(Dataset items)
— Start —

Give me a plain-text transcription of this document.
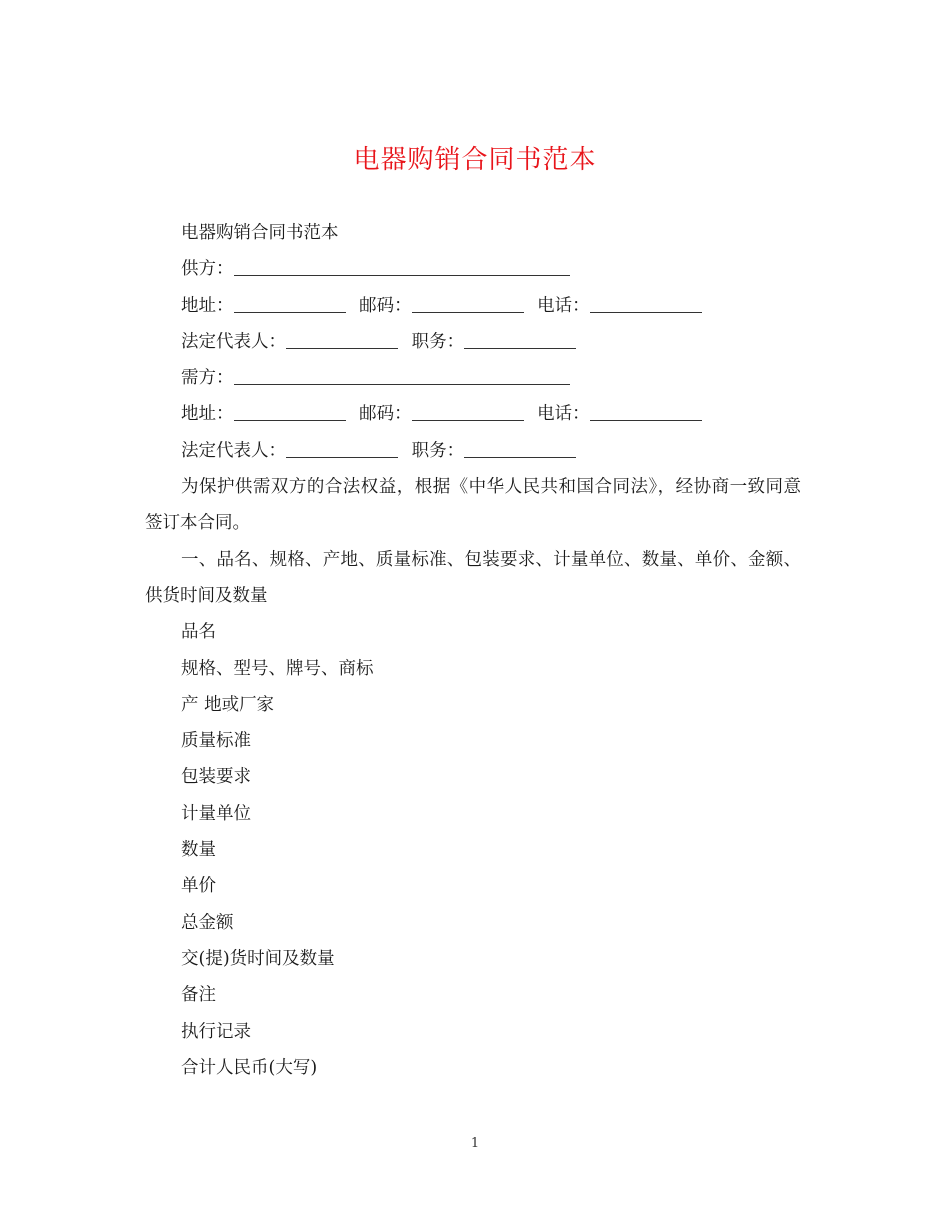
电器购销合同书范本
电器购销合同书范本
供方：
地址：	邮码：	电话：
法定代表人：	职务：
需方：
地址：	邮码：	电话：
法定代表人：	职务：
为保护供需双方的合法权益，根据《中华人民共和国合同法》，经协商一致同意签订本合同。
一、品名、规格、产地、质量标准、包装要求、计量单位、数量、单价、金额、供货时间及数量
品名
规格、型号、牌号、商标
产 地或厂家
质量标准
包装要求
计量单位
数量
单价
总金额
交(提)货时间及数量
备注
执行记录
合计人民币(大写)
1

— End —

- GOAL
Repeat the data above exactly, but not the pictures.

- COMPLETE RESPONSE
Give me a plain-text transcription of this document.
电器购销合同书范本
电器购销合同书范本
供方：
地址：	邮码：	电话：
法定代表人：	职务：
需方：
地址：	邮码：	电话：
法定代表人：	职务：
为保护供需双方的合法权益，根据《中华人民共和国合同法》，经协商一致同意签订本合同。
一、品名、规格、产地、质量标准、包装要求、计量单位、数量、单价、金额、供货时间及数量
品名
规格、型号、牌号、商标
产 地或厂家
质量标准
包装要求
计量单位
数量
单价
总金额
交(提)货时间及数量
备注
执行记录
合计人民币(大写)
1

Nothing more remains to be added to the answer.